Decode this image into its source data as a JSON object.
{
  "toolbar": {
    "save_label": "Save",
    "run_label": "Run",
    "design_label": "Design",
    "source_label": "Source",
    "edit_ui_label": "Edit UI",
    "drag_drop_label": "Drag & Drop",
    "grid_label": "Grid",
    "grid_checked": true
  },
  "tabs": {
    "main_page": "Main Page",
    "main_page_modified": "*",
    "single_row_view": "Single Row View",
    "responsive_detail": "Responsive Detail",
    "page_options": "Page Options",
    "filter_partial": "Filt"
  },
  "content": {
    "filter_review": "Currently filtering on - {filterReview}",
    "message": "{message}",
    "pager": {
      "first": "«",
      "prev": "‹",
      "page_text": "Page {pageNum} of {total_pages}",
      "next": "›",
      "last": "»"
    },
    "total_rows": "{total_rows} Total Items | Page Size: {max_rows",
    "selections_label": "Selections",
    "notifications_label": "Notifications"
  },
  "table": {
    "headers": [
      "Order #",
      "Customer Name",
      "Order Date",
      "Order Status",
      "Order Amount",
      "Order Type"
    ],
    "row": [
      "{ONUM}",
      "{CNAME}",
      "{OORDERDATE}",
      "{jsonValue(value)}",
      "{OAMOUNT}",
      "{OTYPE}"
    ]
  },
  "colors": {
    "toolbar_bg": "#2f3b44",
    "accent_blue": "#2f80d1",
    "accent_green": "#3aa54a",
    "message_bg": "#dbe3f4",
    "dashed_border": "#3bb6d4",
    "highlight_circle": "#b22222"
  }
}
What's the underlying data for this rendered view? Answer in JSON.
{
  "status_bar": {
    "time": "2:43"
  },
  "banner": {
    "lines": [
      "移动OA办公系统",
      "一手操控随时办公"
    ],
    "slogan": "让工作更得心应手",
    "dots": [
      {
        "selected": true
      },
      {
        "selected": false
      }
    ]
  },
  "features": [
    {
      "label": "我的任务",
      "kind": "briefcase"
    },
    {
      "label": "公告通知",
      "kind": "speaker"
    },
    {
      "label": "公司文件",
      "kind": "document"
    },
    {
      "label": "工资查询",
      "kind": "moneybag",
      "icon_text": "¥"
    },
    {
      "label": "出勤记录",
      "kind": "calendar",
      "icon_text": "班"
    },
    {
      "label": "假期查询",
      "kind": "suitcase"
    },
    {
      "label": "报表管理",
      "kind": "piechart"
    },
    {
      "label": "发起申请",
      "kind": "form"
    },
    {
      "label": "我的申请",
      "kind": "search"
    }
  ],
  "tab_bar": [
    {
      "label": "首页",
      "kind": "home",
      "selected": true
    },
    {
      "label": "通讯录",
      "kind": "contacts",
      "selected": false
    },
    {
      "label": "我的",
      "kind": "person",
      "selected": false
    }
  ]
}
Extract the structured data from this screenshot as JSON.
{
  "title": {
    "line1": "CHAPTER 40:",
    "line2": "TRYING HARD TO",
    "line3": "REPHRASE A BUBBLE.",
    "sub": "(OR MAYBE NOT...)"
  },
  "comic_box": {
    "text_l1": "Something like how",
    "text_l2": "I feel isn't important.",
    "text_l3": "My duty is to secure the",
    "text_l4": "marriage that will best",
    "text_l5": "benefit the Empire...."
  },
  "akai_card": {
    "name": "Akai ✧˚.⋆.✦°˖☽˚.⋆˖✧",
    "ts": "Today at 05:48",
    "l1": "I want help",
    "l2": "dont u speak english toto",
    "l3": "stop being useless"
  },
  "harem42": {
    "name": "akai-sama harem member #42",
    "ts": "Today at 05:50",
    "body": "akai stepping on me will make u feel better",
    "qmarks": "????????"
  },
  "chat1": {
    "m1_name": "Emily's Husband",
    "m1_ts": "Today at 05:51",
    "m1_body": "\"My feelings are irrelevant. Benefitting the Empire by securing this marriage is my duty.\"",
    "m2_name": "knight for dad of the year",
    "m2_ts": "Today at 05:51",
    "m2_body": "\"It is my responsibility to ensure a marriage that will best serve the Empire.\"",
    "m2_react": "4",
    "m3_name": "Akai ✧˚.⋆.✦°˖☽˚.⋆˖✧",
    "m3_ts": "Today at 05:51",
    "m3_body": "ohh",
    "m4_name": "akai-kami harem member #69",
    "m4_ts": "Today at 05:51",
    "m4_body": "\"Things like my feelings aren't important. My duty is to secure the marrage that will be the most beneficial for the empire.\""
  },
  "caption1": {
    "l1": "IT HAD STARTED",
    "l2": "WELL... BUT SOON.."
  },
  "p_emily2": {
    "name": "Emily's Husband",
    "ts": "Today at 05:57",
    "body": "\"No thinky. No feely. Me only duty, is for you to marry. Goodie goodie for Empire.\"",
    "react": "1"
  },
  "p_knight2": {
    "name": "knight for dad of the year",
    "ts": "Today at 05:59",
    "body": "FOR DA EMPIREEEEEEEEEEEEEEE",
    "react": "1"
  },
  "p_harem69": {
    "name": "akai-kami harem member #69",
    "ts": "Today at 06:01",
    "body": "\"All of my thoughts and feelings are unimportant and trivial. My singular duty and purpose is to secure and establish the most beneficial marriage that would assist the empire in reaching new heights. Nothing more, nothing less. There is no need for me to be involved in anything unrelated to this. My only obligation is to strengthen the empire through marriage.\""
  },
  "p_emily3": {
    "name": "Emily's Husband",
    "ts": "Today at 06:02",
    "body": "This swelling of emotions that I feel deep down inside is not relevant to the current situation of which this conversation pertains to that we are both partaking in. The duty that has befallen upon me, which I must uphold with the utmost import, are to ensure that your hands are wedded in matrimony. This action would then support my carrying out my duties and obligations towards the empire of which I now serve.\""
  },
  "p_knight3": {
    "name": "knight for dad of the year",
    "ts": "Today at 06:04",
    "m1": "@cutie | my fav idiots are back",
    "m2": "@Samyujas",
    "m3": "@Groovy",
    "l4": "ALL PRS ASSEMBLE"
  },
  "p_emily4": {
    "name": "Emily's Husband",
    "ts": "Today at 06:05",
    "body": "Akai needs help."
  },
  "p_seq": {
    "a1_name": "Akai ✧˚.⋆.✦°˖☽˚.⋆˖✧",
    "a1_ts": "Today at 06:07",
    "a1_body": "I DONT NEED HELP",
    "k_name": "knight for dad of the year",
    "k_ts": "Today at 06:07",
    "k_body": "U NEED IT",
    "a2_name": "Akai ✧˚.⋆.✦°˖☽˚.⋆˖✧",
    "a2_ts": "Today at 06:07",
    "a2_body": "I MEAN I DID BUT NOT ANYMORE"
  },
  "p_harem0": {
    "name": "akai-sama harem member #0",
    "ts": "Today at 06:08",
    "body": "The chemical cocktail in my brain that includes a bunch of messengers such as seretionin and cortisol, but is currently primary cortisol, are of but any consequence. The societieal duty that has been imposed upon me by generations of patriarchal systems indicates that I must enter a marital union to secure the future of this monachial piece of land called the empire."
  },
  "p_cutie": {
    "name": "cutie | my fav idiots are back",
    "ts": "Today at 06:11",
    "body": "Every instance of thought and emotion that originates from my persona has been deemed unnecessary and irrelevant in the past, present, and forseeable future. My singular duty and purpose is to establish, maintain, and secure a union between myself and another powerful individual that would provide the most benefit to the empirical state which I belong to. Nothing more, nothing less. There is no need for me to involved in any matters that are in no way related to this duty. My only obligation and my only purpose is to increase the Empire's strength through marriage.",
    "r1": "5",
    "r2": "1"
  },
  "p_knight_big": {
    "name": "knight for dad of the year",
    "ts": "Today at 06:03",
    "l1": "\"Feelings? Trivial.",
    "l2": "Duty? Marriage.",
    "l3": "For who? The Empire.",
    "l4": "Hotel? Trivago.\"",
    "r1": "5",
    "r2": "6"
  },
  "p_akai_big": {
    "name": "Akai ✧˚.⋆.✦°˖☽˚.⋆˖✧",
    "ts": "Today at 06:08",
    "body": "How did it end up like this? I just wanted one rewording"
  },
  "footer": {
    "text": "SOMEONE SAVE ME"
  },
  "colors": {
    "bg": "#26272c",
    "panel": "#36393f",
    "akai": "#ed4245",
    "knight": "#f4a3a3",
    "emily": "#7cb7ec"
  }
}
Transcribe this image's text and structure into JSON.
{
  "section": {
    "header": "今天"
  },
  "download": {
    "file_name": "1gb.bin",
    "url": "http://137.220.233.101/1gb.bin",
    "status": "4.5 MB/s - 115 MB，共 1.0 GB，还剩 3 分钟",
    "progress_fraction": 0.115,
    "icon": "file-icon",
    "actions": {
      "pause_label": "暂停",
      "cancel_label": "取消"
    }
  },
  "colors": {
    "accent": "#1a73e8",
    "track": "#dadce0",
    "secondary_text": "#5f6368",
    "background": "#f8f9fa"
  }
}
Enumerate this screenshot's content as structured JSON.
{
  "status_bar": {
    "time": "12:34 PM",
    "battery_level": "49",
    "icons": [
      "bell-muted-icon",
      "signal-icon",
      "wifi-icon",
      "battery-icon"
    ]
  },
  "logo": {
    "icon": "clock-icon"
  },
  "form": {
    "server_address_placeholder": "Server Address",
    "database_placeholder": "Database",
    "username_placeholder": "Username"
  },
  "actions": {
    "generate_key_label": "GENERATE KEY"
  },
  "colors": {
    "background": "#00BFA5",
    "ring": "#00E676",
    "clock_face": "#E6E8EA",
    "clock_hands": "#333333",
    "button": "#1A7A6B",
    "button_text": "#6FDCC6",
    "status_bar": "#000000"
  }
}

----

EXERCISE PROMPT: Where a line in the material contains "screenshot", copy that line.

THE ANSWER:
Extract the structured data from this screenshot as JSON.
Enumerate this screenshot's content as structured JSON.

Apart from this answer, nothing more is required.